• _Problem to work on_
Can you pull out each line of the data below that includes the word "being"?

• _Collected data entries_
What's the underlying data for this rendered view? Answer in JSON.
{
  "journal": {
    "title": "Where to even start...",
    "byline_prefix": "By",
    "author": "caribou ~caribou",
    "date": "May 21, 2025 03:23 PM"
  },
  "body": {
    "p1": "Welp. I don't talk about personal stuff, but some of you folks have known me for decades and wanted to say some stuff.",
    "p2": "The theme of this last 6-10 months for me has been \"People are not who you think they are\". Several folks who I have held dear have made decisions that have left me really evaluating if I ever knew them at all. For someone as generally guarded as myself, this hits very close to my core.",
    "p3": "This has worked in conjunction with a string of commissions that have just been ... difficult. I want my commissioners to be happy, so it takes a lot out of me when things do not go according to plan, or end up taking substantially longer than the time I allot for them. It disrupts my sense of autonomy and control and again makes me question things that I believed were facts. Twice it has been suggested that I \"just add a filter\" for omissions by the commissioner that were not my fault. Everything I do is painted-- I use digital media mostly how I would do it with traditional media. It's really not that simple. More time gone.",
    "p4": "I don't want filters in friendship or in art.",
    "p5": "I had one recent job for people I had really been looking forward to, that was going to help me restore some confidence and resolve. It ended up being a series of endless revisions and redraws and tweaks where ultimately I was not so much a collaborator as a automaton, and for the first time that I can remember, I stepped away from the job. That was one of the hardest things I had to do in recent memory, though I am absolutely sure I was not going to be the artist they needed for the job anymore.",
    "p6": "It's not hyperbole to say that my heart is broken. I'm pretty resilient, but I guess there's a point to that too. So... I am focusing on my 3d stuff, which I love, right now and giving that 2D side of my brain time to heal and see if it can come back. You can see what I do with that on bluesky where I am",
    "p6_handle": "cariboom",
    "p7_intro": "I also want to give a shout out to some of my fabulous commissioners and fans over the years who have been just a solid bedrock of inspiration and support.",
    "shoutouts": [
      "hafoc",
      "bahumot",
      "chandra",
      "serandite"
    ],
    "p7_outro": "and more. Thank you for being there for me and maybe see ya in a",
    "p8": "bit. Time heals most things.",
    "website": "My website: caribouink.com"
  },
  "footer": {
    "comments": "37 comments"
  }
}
==
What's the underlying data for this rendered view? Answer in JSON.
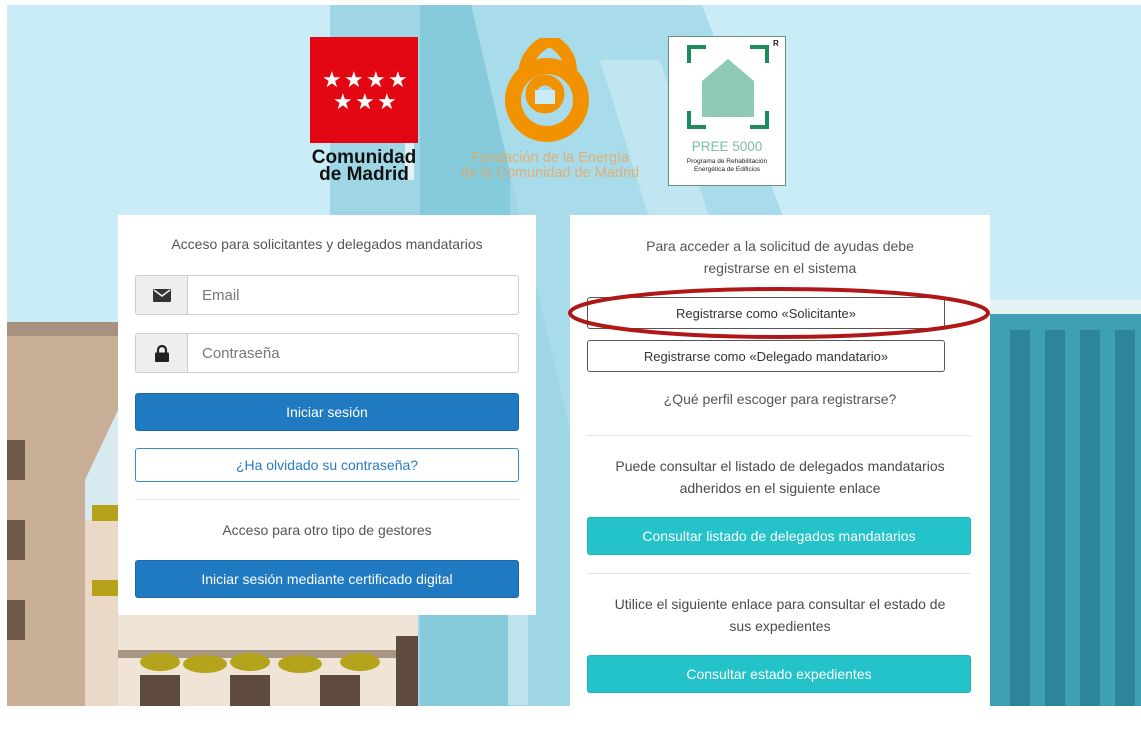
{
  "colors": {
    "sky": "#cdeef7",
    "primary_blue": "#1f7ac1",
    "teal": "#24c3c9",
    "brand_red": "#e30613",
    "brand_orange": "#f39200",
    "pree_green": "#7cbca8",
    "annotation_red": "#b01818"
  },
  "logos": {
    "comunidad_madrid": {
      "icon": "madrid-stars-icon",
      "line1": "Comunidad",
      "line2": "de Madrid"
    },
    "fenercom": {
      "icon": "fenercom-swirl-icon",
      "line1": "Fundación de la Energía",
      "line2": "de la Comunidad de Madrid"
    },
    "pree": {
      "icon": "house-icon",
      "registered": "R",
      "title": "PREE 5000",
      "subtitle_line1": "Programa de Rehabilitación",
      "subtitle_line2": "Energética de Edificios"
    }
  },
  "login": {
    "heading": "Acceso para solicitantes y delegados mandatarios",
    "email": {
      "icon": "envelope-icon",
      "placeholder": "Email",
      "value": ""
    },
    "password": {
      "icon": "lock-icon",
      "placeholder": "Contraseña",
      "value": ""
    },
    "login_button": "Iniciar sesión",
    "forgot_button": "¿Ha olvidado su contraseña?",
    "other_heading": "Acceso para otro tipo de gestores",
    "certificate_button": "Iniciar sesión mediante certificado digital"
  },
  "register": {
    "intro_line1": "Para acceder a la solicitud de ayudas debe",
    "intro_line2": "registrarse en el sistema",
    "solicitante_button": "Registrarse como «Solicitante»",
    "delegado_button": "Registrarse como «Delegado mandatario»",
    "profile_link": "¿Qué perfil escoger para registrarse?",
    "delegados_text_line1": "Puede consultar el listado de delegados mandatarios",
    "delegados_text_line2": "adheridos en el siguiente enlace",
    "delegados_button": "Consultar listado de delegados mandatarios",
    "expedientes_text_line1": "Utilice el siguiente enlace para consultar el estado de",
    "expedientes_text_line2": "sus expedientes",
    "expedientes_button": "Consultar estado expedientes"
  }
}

• _Exercise response_
    "p5": "I had one recent job for people I had really been looking forward to, that was going to help me restore some confidence and resolve. It ended up being a series of endless revisions and redraws and tweaks where ultimately I was not so much a collaborator as a automaton, and for the first time that I can remember, I stepped away from the job. That was one of the hardest things I had to do in recent memory, though I am absolutely sure I was not going to be the artist they needed for the job anymore.",
    "p7_outro": "and more. Thank you for being there for me and maybe see ya in a",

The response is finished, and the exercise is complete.